Every line that holds "PRESIDENTIAL" should be shown.

Extracted records
--- BEGIN ---

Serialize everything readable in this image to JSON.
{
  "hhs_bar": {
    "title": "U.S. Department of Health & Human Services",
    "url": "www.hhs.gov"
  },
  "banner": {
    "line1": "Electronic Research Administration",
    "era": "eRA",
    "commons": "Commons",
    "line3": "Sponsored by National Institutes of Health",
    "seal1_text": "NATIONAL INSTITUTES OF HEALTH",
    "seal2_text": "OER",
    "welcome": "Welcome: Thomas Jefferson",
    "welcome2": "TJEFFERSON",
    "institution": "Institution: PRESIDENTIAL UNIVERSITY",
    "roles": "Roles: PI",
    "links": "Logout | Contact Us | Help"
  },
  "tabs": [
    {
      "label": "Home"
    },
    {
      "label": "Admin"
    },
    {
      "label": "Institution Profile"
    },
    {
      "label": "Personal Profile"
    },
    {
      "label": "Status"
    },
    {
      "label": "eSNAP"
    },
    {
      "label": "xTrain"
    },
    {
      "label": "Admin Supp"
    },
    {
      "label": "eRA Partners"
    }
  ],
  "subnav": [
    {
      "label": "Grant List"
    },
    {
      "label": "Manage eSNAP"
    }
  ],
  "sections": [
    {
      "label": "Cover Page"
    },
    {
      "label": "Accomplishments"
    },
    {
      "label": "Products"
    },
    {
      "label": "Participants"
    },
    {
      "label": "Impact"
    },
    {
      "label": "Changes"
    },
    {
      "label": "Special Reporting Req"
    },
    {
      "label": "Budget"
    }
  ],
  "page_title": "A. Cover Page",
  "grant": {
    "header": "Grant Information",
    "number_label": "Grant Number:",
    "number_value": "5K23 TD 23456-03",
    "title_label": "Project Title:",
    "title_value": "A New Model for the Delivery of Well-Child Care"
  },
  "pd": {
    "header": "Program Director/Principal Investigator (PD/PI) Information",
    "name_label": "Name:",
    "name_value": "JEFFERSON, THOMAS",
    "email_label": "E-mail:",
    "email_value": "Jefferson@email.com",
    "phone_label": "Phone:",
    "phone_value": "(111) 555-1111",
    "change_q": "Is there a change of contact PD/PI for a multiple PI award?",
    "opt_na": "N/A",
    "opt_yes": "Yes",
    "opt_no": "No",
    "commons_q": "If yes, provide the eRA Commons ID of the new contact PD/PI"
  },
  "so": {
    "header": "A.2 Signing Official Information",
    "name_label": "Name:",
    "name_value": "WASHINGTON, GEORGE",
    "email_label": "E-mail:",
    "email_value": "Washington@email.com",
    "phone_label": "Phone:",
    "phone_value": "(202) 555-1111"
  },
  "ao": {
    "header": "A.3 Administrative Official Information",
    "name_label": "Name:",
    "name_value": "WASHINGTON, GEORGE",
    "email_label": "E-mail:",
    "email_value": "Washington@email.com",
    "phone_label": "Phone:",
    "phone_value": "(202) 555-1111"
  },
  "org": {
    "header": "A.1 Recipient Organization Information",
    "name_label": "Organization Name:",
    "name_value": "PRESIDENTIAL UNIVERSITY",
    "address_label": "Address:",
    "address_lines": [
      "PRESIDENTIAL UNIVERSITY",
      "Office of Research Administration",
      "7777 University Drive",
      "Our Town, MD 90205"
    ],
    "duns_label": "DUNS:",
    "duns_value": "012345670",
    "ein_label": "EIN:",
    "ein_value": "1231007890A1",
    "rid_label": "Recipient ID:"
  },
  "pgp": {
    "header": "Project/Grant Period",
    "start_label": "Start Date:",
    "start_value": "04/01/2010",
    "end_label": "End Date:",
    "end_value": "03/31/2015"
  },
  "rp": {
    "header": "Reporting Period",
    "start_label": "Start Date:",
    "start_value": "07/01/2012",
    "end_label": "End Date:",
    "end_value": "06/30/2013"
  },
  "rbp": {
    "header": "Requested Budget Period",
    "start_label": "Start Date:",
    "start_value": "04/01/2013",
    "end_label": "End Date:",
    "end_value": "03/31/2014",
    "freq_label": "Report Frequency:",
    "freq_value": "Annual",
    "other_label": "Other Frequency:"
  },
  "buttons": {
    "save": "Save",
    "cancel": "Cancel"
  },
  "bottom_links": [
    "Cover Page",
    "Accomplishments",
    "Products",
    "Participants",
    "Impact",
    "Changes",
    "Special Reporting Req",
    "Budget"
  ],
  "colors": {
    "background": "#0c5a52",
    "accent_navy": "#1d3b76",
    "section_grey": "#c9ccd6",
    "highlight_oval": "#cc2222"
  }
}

--- END ---

Problem solution
    "institution": "Institution: PRESIDENTIAL UNIVERSITY",
    "name_value": "PRESIDENTIAL UNIVERSITY",
      "PRESIDENTIAL UNIVERSITY",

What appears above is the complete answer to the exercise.